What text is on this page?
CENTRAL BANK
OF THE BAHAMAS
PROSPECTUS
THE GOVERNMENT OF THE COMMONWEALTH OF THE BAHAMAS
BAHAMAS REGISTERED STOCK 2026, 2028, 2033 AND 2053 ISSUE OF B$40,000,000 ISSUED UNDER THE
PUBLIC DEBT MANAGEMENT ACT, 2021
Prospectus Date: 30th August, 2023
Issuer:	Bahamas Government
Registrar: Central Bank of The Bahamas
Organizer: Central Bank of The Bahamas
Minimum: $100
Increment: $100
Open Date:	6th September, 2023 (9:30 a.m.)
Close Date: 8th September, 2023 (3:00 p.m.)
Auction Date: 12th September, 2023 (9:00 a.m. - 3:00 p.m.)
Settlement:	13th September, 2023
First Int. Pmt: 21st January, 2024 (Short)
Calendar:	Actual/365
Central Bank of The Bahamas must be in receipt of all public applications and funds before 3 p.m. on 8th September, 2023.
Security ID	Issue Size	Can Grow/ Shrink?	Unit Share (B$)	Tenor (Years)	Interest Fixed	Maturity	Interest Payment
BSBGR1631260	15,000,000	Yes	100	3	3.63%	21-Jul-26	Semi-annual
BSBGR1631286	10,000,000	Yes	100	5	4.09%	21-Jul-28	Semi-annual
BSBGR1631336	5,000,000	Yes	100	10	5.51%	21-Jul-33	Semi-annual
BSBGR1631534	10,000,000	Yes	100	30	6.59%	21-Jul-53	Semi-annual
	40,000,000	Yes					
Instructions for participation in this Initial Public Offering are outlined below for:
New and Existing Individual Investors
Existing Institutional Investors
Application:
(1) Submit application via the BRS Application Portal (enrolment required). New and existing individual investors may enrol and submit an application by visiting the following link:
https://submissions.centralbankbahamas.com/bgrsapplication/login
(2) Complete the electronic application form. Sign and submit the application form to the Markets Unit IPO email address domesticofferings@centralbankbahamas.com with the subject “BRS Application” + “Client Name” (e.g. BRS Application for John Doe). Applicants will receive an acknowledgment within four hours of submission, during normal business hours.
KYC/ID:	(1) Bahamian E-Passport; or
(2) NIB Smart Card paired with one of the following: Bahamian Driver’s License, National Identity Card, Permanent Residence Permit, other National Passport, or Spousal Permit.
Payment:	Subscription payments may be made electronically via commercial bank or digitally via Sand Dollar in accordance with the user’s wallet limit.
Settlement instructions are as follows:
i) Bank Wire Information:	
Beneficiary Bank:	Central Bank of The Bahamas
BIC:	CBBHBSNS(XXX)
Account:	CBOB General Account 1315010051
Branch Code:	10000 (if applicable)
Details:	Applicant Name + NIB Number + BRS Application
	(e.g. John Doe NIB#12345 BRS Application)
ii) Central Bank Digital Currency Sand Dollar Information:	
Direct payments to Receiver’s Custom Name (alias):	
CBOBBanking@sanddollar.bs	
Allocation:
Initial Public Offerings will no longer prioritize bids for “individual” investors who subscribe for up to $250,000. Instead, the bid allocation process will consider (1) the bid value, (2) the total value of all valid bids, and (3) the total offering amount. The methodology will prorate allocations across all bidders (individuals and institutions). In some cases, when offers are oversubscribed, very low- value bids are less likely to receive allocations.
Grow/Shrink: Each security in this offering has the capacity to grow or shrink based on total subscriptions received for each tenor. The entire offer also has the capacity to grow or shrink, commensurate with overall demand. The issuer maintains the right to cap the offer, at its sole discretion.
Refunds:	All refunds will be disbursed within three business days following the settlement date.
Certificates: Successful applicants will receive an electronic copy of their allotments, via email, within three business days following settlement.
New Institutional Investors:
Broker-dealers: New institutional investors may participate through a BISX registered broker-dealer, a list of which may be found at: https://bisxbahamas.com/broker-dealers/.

——————

Task goal: Say how many lines of the listing above contain "Bahamian", with no other words.

Output: 2